> [Raw data]

=======

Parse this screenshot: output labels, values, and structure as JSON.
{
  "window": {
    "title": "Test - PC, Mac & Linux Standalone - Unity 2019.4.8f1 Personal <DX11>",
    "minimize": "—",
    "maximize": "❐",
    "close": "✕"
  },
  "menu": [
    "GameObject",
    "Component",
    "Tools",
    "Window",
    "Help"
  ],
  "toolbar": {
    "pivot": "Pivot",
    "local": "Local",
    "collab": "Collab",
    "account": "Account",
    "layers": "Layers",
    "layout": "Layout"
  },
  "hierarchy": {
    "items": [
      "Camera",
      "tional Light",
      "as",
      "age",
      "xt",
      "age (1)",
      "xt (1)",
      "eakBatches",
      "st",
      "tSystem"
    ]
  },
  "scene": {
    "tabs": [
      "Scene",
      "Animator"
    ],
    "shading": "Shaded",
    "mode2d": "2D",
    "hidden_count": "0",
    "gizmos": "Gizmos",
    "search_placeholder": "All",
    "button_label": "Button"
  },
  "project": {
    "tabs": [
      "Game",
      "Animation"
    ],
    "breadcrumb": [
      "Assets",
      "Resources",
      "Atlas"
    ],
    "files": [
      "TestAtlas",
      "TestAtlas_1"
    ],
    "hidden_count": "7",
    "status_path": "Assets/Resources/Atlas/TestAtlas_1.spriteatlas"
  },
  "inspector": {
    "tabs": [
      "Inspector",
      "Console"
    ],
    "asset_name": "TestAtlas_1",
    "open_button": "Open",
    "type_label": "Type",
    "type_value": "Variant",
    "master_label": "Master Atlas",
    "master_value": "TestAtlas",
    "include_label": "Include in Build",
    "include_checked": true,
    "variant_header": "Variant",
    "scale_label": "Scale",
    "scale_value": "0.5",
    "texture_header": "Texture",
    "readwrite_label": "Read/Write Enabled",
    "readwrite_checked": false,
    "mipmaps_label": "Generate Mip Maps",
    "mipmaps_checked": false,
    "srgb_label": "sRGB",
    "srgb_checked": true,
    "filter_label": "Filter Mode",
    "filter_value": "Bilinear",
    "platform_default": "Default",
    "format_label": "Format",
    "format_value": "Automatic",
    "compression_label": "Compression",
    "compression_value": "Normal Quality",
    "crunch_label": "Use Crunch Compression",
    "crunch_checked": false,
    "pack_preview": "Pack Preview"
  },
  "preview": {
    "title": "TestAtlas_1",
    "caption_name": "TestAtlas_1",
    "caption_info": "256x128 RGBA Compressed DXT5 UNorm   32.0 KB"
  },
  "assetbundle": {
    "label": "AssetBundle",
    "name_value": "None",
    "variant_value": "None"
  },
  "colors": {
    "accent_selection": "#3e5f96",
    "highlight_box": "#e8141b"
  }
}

=======

> [Stated problem] Make a verbatim copy of every entry shown above.

> [Answer below]
Parse this screenshot: output labels, values, and structure as JSON.
{
  "window": {
    "title": "Test - PC, Mac & Linux Standalone - Unity 2019.4.8f1 Personal <DX11>",
    "minimize": "—",
    "maximize": "❐",
    "close": "✕"
  },
  "menu": [
    "GameObject",
    "Component",
    "Tools",
    "Window",
    "Help"
  ],
  "toolbar": {
    "pivot": "Pivot",
    "local": "Local",
    "collab": "Collab",
    "account": "Account",
    "layers": "Layers",
    "layout": "Layout"
  },
  "hierarchy": {
    "items": [
      "Camera",
      "tional Light",
      "as",
      "age",
      "xt",
      "age (1)",
      "xt (1)",
      "eakBatches",
      "st",
      "tSystem"
    ]
  },
  "scene": {
    "tabs": [
      "Scene",
      "Animator"
    ],
    "shading": "Shaded",
    "mode2d": "2D",
    "hidden_count": "0",
    "gizmos": "Gizmos",
    "search_placeholder": "All",
    "button_label": "Button"
  },
  "project": {
    "tabs": [
      "Game",
      "Animation"
    ],
    "breadcrumb": [
      "Assets",
      "Resources",
      "Atlas"
    ],
    "files": [
      "TestAtlas",
      "TestAtlas_1"
    ],
    "hidden_count": "7",
    "status_path": "Assets/Resources/Atlas/TestAtlas_1.spriteatlas"
  },
  "inspector": {
    "tabs": [
      "Inspector",
      "Console"
    ],
    "asset_name": "TestAtlas_1",
    "open_button": "Open",
    "type_label": "Type",
    "type_value": "Variant",
    "master_label": "Master Atlas",
    "master_value": "TestAtlas",
    "include_label": "Include in Build",
    "include_checked": true,
    "variant_header": "Variant",
    "scale_label": "Scale",
    "scale_value": "0.5",
    "texture_header": "Texture",
    "readwrite_label": "Read/Write Enabled",
    "readwrite_checked": false,
    "mipmaps_label": "Generate Mip Maps",
    "mipmaps_checked": false,
    "srgb_label": "sRGB",
    "srgb_checked": true,
    "filter_label": "Filter Mode",
    "filter_value": "Bilinear",
    "platform_default": "Default",
    "format_label": "Format",
    "format_value": "Automatic",
    "compression_label": "Compression",
    "compression_value": "Normal Quality",
    "crunch_label": "Use Crunch Compression",
    "crunch_checked": false,
    "pack_preview": "Pack Preview"
  },
  "preview": {
    "title": "TestAtlas_1",
    "caption_name": "TestAtlas_1",
    "caption_info": "256x128 RGBA Compressed DXT5 UNorm   32.0 KB"
  },
  "assetbundle": {
    "label": "AssetBundle",
    "name_value": "None",
    "variant_value": "None"
  },
  "colors": {
    "accent_selection": "#3e5f96",
    "highlight_box": "#e8141b"
  }
}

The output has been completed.